___ Exercise data ___
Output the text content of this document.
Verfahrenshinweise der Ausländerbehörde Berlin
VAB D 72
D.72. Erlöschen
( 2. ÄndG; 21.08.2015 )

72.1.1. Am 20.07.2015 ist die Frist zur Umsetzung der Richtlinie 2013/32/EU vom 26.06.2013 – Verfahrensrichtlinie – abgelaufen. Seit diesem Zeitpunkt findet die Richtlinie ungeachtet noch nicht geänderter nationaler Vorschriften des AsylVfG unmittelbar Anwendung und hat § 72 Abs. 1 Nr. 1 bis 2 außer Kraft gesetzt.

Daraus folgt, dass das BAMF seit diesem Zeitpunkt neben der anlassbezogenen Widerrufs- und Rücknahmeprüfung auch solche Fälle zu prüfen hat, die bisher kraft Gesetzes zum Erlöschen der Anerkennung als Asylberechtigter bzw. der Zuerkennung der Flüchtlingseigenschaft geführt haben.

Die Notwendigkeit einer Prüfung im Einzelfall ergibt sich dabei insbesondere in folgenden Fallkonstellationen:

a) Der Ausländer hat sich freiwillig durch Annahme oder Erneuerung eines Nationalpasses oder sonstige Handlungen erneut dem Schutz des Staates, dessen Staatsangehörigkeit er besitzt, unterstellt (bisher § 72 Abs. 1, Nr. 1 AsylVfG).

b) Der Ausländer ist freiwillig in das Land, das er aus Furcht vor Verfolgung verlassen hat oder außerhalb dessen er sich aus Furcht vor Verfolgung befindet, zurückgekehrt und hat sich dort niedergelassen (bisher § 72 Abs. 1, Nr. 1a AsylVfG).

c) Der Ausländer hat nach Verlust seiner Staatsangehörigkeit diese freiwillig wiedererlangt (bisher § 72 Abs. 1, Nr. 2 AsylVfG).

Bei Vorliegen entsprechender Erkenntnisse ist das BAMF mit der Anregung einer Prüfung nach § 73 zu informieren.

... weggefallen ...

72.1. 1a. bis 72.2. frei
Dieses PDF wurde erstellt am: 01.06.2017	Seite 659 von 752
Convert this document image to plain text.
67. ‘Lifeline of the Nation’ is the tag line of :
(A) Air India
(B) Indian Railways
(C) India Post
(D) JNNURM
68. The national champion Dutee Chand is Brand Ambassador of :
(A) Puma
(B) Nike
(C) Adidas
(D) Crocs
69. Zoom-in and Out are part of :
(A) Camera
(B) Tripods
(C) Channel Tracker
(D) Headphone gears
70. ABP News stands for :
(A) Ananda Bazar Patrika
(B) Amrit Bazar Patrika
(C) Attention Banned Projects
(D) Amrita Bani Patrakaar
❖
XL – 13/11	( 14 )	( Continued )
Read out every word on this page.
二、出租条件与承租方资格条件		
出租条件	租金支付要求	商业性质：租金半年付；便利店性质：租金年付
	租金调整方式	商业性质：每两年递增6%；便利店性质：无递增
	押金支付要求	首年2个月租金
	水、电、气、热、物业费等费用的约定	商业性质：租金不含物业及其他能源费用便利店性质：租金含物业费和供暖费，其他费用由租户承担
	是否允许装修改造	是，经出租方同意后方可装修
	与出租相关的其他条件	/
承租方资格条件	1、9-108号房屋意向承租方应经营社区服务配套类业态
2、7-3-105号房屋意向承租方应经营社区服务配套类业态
___
Exercise -
Every line of the records above needs to be given again exactly.

Response to this exercise -
Output the text content of this document.
Verfahrenshinweise der Ausländerbehörde Berlin
VAB D 72
D.72. Erlöschen
( 2. ÄndG; 21.08.2015 )

72.1.1. Am 20.07.2015 ist die Frist zur Umsetzung der Richtlinie 2013/32/EU vom 26.06.2013 – Verfahrensrichtlinie – abgelaufen. Seit diesem Zeitpunkt findet die Richtlinie ungeachtet noch nicht geänderter nationaler Vorschriften des AsylVfG unmittelbar Anwendung und hat § 72 Abs. 1 Nr. 1 bis 2 außer Kraft gesetzt.

Daraus folgt, dass das BAMF seit diesem Zeitpunkt neben der anlassbezogenen Widerrufs- und Rücknahmeprüfung auch solche Fälle zu prüfen hat, die bisher kraft Gesetzes zum Erlöschen der Anerkennung als Asylberechtigter bzw. der Zuerkennung der Flüchtlingseigenschaft geführt haben.

Die Notwendigkeit einer Prüfung im Einzelfall ergibt sich dabei insbesondere in folgenden Fallkonstellationen:

a) Der Ausländer hat sich freiwillig durch Annahme oder Erneuerung eines Nationalpasses oder sonstige Handlungen erneut dem Schutz des Staates, dessen Staatsangehörigkeit er besitzt, unterstellt (bisher § 72 Abs. 1, Nr. 1 AsylVfG).

b) Der Ausländer ist freiwillig in das Land, das er aus Furcht vor Verfolgung verlassen hat oder außerhalb dessen er sich aus Furcht vor Verfolgung befindet, zurückgekehrt und hat sich dort niedergelassen (bisher § 72 Abs. 1, Nr. 1a AsylVfG).

c) Der Ausländer hat nach Verlust seiner Staatsangehörigkeit diese freiwillig wiedererlangt (bisher § 72 Abs. 1, Nr. 2 AsylVfG).

Bei Vorliegen entsprechender Erkenntnisse ist das BAMF mit der Anregung einer Prüfung nach § 73 zu informieren.

... weggefallen ...

72.1. 1a. bis 72.2. frei
Dieses PDF wurde erstellt am: 01.06.2017	Seite 659 von 752
Convert this document image to plain text.
67. ‘Lifeline of the Nation’ is the tag line of :
(A) Air India
(B) Indian Railways
(C) India Post
(D) JNNURM
68. The national champion Dutee Chand is Brand Ambassador of :
(A) Puma
(B) Nike
(C) Adidas
(D) Crocs
69. Zoom-in and Out are part of :
(A) Camera
(B) Tripods
(C) Channel Tracker
(D) Headphone gears
70. ABP News stands for :
(A) Ananda Bazar Patrika
(B) Amrit Bazar Patrika
(C) Attention Banned Projects
(D) Amrita Bani Patrakaar
❖
XL – 13/11	( 14 )	( Continued )
Read out every word on this page.
二、出租条件与承租方资格条件		
出租条件	租金支付要求	商业性质：租金半年付；便利店性质：租金年付
	租金调整方式	商业性质：每两年递增6%；便利店性质：无递增
	押金支付要求	首年2个月租金
	水、电、气、热、物业费等费用的约定	商业性质：租金不含物业及其他能源费用便利店性质：租金含物业费和供暖费，其他费用由租户承担
	是否允许装修改造	是，经出租方同意后方可装修
	与出租相关的其他条件	/
承租方资格条件	1、9-108号房屋意向承租方应经营社区服务配套类业态
2、7-3-105号房屋意向承租方应经营社区服务配套类业态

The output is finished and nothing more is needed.